» Job
Below is some material; set it all down exactly, apart from the pictures.

» Input material
* begin *

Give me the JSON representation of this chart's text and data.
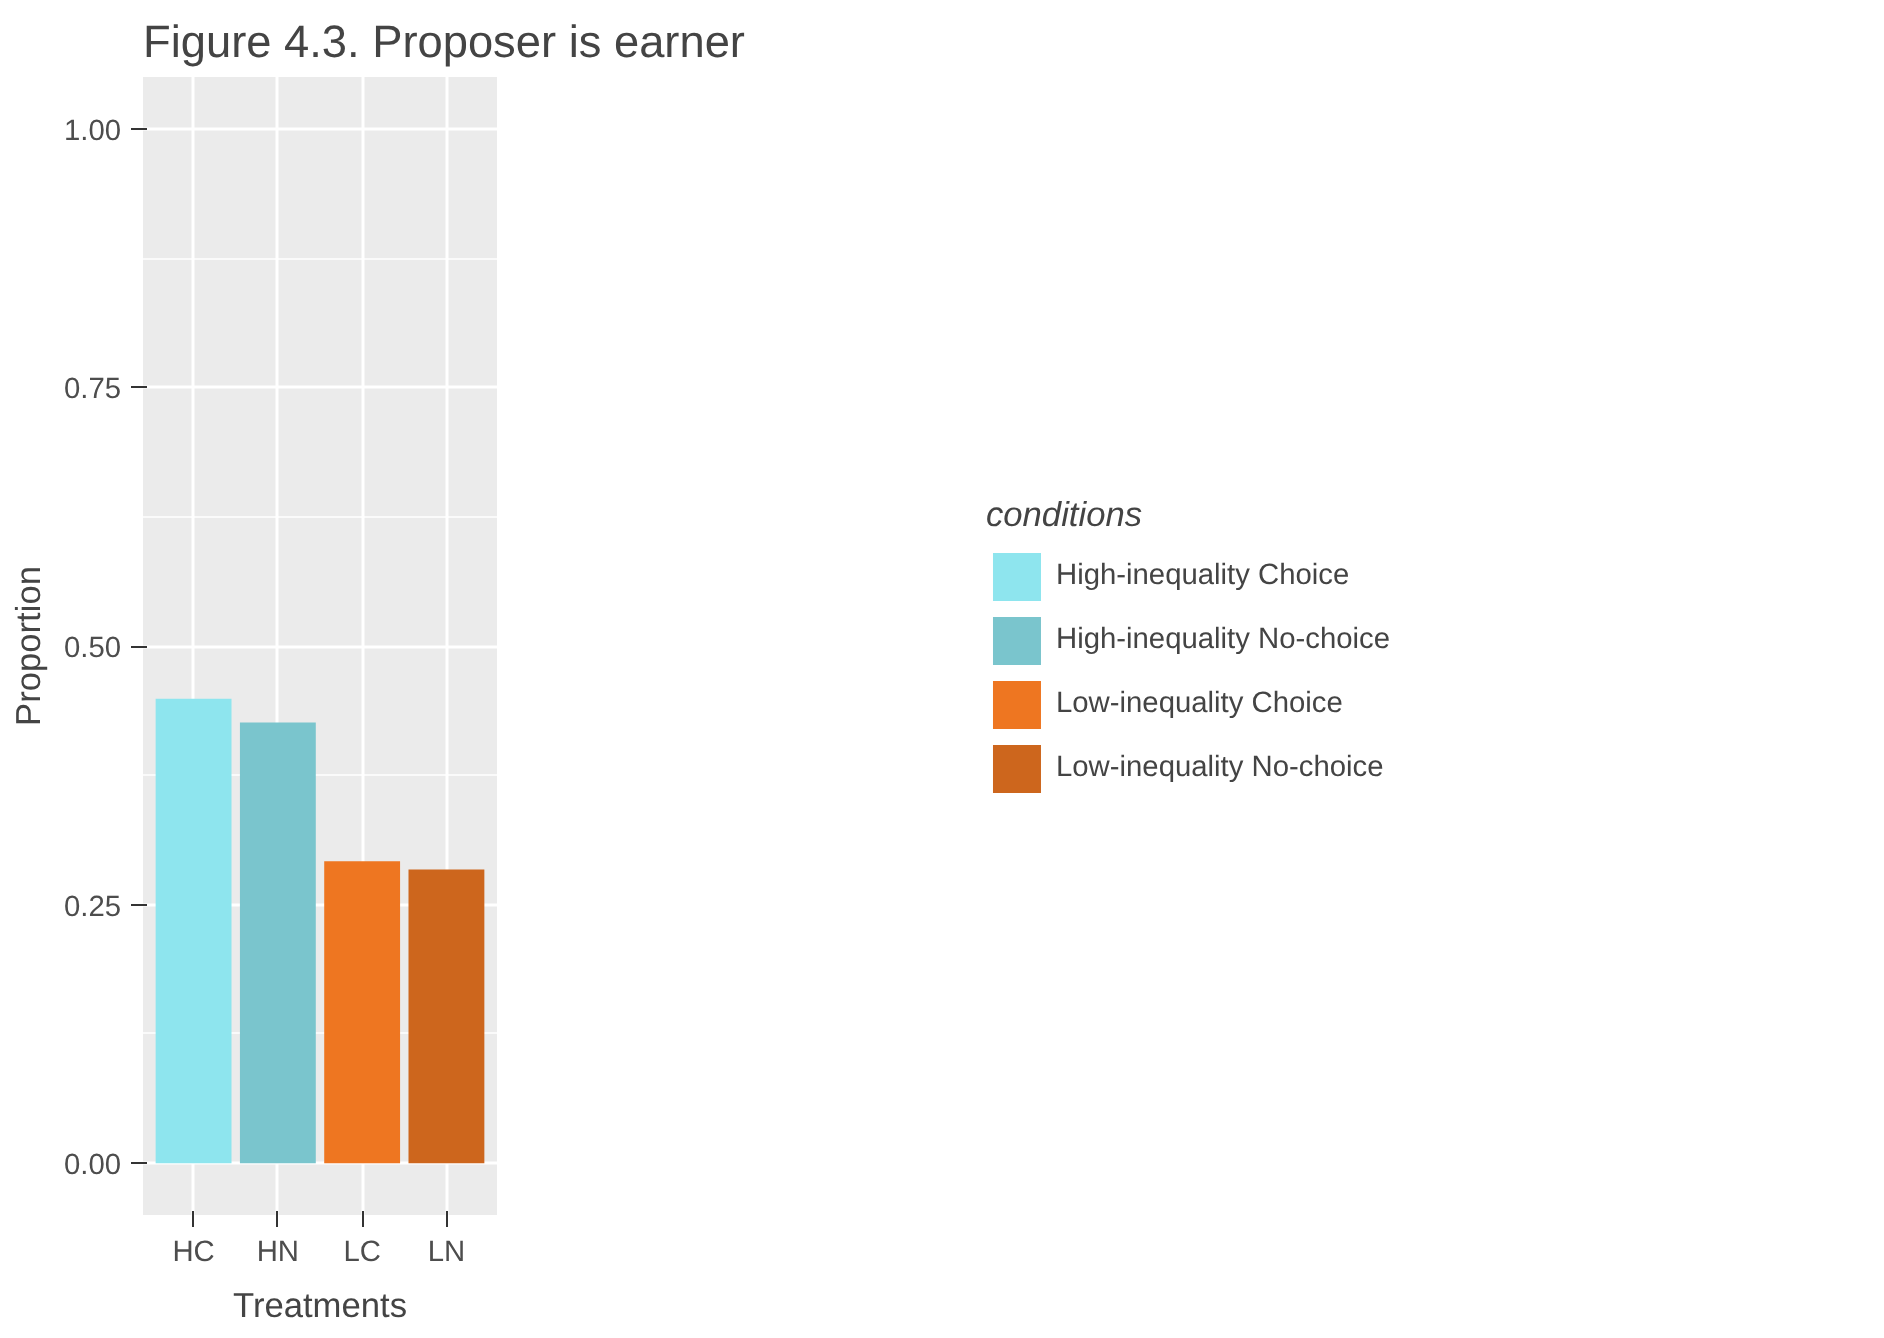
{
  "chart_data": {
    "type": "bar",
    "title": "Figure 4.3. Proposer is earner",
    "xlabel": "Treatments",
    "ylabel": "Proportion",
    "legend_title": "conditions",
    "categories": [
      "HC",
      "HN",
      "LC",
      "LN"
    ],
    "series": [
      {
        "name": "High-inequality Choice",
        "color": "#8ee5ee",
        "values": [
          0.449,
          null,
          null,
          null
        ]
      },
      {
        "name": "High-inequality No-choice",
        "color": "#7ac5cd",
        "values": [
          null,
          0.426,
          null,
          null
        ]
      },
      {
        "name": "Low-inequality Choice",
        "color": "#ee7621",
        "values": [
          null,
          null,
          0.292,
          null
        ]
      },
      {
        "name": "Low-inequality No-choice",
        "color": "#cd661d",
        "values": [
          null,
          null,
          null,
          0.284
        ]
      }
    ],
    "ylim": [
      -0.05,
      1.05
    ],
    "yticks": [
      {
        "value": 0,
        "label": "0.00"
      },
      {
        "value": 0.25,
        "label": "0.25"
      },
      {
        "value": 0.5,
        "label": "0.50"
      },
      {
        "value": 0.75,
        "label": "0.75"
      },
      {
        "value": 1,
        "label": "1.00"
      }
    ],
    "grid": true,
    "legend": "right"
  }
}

* end *

» Output for this task
Give me the JSON representation of this chart's text and data.
{
  "chart_data": {
    "type": "bar",
    "title": "Figure 4.3. Proposer is earner",
    "xlabel": "Treatments",
    "ylabel": "Proportion",
    "legend_title": "conditions",
    "categories": [
      "HC",
      "HN",
      "LC",
      "LN"
    ],
    "series": [
      {
        "name": "High-inequality Choice",
        "color": "#8ee5ee",
        "values": [
          0.449,
          null,
          null,
          null
        ]
      },
      {
        "name": "High-inequality No-choice",
        "color": "#7ac5cd",
        "values": [
          null,
          0.426,
          null,
          null
        ]
      },
      {
        "name": "Low-inequality Choice",
        "color": "#ee7621",
        "values": [
          null,
          null,
          0.292,
          null
        ]
      },
      {
        "name": "Low-inequality No-choice",
        "color": "#cd661d",
        "values": [
          null,
          null,
          null,
          0.284
        ]
      }
    ],
    "ylim": [
      -0.05,
      1.05
    ],
    "yticks": [
      {
        "value": 0,
        "label": "0.00"
      },
      {
        "value": 0.25,
        "label": "0.25"
      },
      {
        "value": 0.5,
        "label": "0.50"
      },
      {
        "value": 0.75,
        "label": "0.75"
      },
      {
        "value": 1,
        "label": "1.00"
      }
    ],
    "grid": true,
    "legend": "right"
  }
}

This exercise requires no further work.